— BEGIN —
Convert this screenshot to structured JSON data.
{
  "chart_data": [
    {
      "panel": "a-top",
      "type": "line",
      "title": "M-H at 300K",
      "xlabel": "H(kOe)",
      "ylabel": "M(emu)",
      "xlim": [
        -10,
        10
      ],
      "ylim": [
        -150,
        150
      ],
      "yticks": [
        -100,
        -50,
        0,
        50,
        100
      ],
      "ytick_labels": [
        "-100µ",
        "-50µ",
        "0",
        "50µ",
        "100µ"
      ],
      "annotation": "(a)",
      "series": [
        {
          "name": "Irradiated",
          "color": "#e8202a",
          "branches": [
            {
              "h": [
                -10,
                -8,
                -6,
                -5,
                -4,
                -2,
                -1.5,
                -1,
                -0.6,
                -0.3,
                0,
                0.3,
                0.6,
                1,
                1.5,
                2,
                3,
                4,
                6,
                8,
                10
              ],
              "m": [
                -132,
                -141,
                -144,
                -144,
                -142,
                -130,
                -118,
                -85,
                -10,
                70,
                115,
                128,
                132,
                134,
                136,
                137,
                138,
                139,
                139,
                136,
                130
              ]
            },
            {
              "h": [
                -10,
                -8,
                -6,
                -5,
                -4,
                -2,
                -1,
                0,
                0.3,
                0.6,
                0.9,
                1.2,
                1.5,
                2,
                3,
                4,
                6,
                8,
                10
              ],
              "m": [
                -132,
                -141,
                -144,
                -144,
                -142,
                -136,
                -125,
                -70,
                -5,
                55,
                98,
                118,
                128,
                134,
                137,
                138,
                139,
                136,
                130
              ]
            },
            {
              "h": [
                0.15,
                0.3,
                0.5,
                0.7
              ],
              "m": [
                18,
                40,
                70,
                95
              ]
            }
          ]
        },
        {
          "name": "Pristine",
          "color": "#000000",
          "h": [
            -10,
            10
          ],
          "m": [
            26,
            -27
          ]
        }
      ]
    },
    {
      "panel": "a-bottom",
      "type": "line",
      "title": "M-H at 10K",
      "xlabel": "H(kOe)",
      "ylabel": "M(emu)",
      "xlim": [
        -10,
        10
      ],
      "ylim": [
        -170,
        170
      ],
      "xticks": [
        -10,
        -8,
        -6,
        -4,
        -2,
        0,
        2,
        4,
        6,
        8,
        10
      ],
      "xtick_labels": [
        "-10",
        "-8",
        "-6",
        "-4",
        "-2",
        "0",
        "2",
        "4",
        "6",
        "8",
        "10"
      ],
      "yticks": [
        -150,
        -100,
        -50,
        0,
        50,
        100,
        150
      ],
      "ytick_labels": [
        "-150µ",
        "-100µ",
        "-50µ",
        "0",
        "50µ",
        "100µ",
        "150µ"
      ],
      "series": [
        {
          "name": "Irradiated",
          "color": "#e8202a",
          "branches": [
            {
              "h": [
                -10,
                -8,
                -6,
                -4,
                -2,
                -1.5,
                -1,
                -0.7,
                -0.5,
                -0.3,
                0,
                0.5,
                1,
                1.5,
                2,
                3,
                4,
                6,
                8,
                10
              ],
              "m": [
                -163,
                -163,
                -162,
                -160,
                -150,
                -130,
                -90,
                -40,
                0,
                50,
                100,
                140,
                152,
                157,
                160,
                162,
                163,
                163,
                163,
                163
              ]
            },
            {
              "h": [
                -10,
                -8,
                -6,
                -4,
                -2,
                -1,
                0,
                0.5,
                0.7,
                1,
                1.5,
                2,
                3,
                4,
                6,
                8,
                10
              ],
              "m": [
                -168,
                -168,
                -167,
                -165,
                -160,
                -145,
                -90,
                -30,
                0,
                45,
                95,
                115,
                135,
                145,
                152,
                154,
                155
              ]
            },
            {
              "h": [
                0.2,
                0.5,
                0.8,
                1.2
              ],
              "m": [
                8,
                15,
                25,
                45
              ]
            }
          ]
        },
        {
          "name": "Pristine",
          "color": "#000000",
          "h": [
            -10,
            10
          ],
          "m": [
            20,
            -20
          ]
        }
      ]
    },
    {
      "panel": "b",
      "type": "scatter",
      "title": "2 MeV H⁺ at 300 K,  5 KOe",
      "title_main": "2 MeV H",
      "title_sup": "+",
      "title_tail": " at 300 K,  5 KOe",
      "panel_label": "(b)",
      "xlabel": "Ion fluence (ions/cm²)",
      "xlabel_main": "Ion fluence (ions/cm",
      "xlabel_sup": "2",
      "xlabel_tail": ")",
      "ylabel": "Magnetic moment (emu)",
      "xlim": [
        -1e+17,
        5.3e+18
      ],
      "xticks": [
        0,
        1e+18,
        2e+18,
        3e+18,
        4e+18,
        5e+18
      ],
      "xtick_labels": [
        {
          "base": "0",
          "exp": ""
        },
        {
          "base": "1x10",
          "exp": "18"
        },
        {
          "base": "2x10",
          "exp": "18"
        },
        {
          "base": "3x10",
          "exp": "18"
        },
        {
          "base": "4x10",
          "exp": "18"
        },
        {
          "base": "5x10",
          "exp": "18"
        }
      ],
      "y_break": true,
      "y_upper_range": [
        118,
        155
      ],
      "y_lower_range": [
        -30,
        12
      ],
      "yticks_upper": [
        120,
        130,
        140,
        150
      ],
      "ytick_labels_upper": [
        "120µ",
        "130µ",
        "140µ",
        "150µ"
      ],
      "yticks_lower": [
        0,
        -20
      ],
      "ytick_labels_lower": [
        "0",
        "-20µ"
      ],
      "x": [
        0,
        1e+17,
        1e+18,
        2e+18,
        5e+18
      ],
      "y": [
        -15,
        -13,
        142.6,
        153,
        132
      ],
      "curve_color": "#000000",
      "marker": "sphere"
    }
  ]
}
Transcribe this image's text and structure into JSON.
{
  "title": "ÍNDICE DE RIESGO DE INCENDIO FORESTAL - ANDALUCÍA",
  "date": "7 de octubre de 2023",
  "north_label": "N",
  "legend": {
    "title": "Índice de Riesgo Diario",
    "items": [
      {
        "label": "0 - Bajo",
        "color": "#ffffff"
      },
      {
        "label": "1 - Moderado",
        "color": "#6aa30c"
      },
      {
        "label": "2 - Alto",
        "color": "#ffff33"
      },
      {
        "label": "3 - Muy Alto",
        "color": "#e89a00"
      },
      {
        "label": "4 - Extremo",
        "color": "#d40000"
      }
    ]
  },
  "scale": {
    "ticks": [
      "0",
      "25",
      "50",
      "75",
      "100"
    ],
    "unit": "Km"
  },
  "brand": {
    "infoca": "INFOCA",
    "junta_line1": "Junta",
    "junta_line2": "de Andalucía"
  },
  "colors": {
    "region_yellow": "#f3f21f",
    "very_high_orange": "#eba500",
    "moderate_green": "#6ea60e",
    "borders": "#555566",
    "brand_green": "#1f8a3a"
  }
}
— END —
Copy out the data shown above without altering anything.

# [Response for this exercise]
Convert this screenshot to structured JSON data.
{
  "chart_data": [
    {
      "panel": "a-top",
      "type": "line",
      "title": "M-H at 300K",
      "xlabel": "H(kOe)",
      "ylabel": "M(emu)",
      "xlim": [
        -10,
        10
      ],
      "ylim": [
        -150,
        150
      ],
      "yticks": [
        -100,
        -50,
        0,
        50,
        100
      ],
      "ytick_labels": [
        "-100µ",
        "-50µ",
        "0",
        "50µ",
        "100µ"
      ],
      "annotation": "(a)",
      "series": [
        {
          "name": "Irradiated",
          "color": "#e8202a",
          "branches": [
            {
              "h": [
                -10,
                -8,
                -6,
                -5,
                -4,
                -2,
                -1.5,
                -1,
                -0.6,
                -0.3,
                0,
                0.3,
                0.6,
                1,
                1.5,
                2,
                3,
                4,
                6,
                8,
                10
              ],
              "m": [
                -132,
                -141,
                -144,
                -144,
                -142,
                -130,
                -118,
                -85,
                -10,
                70,
                115,
                128,
                132,
                134,
                136,
                137,
                138,
                139,
                139,
                136,
                130
              ]
            },
            {
              "h": [
                -10,
                -8,
                -6,
                -5,
                -4,
                -2,
                -1,
                0,
                0.3,
                0.6,
                0.9,
                1.2,
                1.5,
                2,
                3,
                4,
                6,
                8,
                10
              ],
              "m": [
                -132,
                -141,
                -144,
                -144,
                -142,
                -136,
                -125,
                -70,
                -5,
                55,
                98,
                118,
                128,
                134,
                137,
                138,
                139,
                136,
                130
              ]
            },
            {
              "h": [
                0.15,
                0.3,
                0.5,
                0.7
              ],
              "m": [
                18,
                40,
                70,
                95
              ]
            }
          ]
        },
        {
          "name": "Pristine",
          "color": "#000000",
          "h": [
            -10,
            10
          ],
          "m": [
            26,
            -27
          ]
        }
      ]
    },
    {
      "panel": "a-bottom",
      "type": "line",
      "title": "M-H at 10K",
      "xlabel": "H(kOe)",
      "ylabel": "M(emu)",
      "xlim": [
        -10,
        10
      ],
      "ylim": [
        -170,
        170
      ],
      "xticks": [
        -10,
        -8,
        -6,
        -4,
        -2,
        0,
        2,
        4,
        6,
        8,
        10
      ],
      "xtick_labels": [
        "-10",
        "-8",
        "-6",
        "-4",
        "-2",
        "0",
        "2",
        "4",
        "6",
        "8",
        "10"
      ],
      "yticks": [
        -150,
        -100,
        -50,
        0,
        50,
        100,
        150
      ],
      "ytick_labels": [
        "-150µ",
        "-100µ",
        "-50µ",
        "0",
        "50µ",
        "100µ",
        "150µ"
      ],
      "series": [
        {
          "name": "Irradiated",
          "color": "#e8202a",
          "branches": [
            {
              "h": [
                -10,
                -8,
                -6,
                -4,
                -2,
                -1.5,
                -1,
                -0.7,
                -0.5,
                -0.3,
                0,
                0.5,
                1,
                1.5,
                2,
                3,
                4,
                6,
                8,
                10
              ],
              "m": [
                -163,
                -163,
                -162,
                -160,
                -150,
                -130,
                -90,
                -40,
                0,
                50,
                100,
                140,
                152,
                157,
                160,
                162,
                163,
                163,
                163,
                163
              ]
            },
            {
              "h": [
                -10,
                -8,
                -6,
                -4,
                -2,
                -1,
                0,
                0.5,
                0.7,
                1,
                1.5,
                2,
                3,
                4,
                6,
                8,
                10
              ],
              "m": [
                -168,
                -168,
                -167,
                -165,
                -160,
                -145,
                -90,
                -30,
                0,
                45,
                95,
                115,
                135,
                145,
                152,
                154,
                155
              ]
            },
            {
              "h": [
                0.2,
                0.5,
                0.8,
                1.2
              ],
              "m": [
                8,
                15,
                25,
                45
              ]
            }
          ]
        },
        {
          "name": "Pristine",
          "color": "#000000",
          "h": [
            -10,
            10
          ],
          "m": [
            20,
            -20
          ]
        }
      ]
    },
    {
      "panel": "b",
      "type": "scatter",
      "title": "2 MeV H⁺ at 300 K,  5 KOe",
      "title_main": "2 MeV H",
      "title_sup": "+",
      "title_tail": " at 300 K,  5 KOe",
      "panel_label": "(b)",
      "xlabel": "Ion fluence (ions/cm²)",
      "xlabel_main": "Ion fluence (ions/cm",
      "xlabel_sup": "2",
      "xlabel_tail": ")",
      "ylabel": "Magnetic moment (emu)",
      "xlim": [
        -1e+17,
        5.3e+18
      ],
      "xticks": [
        0,
        1e+18,
        2e+18,
        3e+18,
        4e+18,
        5e+18
      ],
      "xtick_labels": [
        {
          "base": "0",
          "exp": ""
        },
        {
          "base": "1x10",
          "exp": "18"
        },
        {
          "base": "2x10",
          "exp": "18"
        },
        {
          "base": "3x10",
          "exp": "18"
        },
        {
          "base": "4x10",
          "exp": "18"
        },
        {
          "base": "5x10",
          "exp": "18"
        }
      ],
      "y_break": true,
      "y_upper_range": [
        118,
        155
      ],
      "y_lower_range": [
        -30,
        12
      ],
      "yticks_upper": [
        120,
        130,
        140,
        150
      ],
      "ytick_labels_upper": [
        "120µ",
        "130µ",
        "140µ",
        "150µ"
      ],
      "yticks_lower": [
        0,
        -20
      ],
      "ytick_labels_lower": [
        "0",
        "-20µ"
      ],
      "x": [
        0,
        1e+17,
        1e+18,
        2e+18,
        5e+18
      ],
      "y": [
        -15,
        -13,
        142.6,
        153,
        132
      ],
      "curve_color": "#000000",
      "marker": "sphere"
    }
  ]
}
Transcribe this image's text and structure into JSON.
{
  "title": "ÍNDICE DE RIESGO DE INCENDIO FORESTAL - ANDALUCÍA",
  "date": "7 de octubre de 2023",
  "north_label": "N",
  "legend": {
    "title": "Índice de Riesgo Diario",
    "items": [
      {
        "label": "0 - Bajo",
        "color": "#ffffff"
      },
      {
        "label": "1 - Moderado",
        "color": "#6aa30c"
      },
      {
        "label": "2 - Alto",
        "color": "#ffff33"
      },
      {
        "label": "3 - Muy Alto",
        "color": "#e89a00"
      },
      {
        "label": "4 - Extremo",
        "color": "#d40000"
      }
    ]
  },
  "scale": {
    "ticks": [
      "0",
      "25",
      "50",
      "75",
      "100"
    ],
    "unit": "Km"
  },
  "brand": {
    "infoca": "INFOCA",
    "junta_line1": "Junta",
    "junta_line2": "de Andalucía"
  },
  "colors": {
    "region_yellow": "#f3f21f",
    "very_high_orange": "#eba500",
    "moderate_green": "#6ea60e",
    "borders": "#555566",
    "brand_green": "#1f8a3a"
  }
}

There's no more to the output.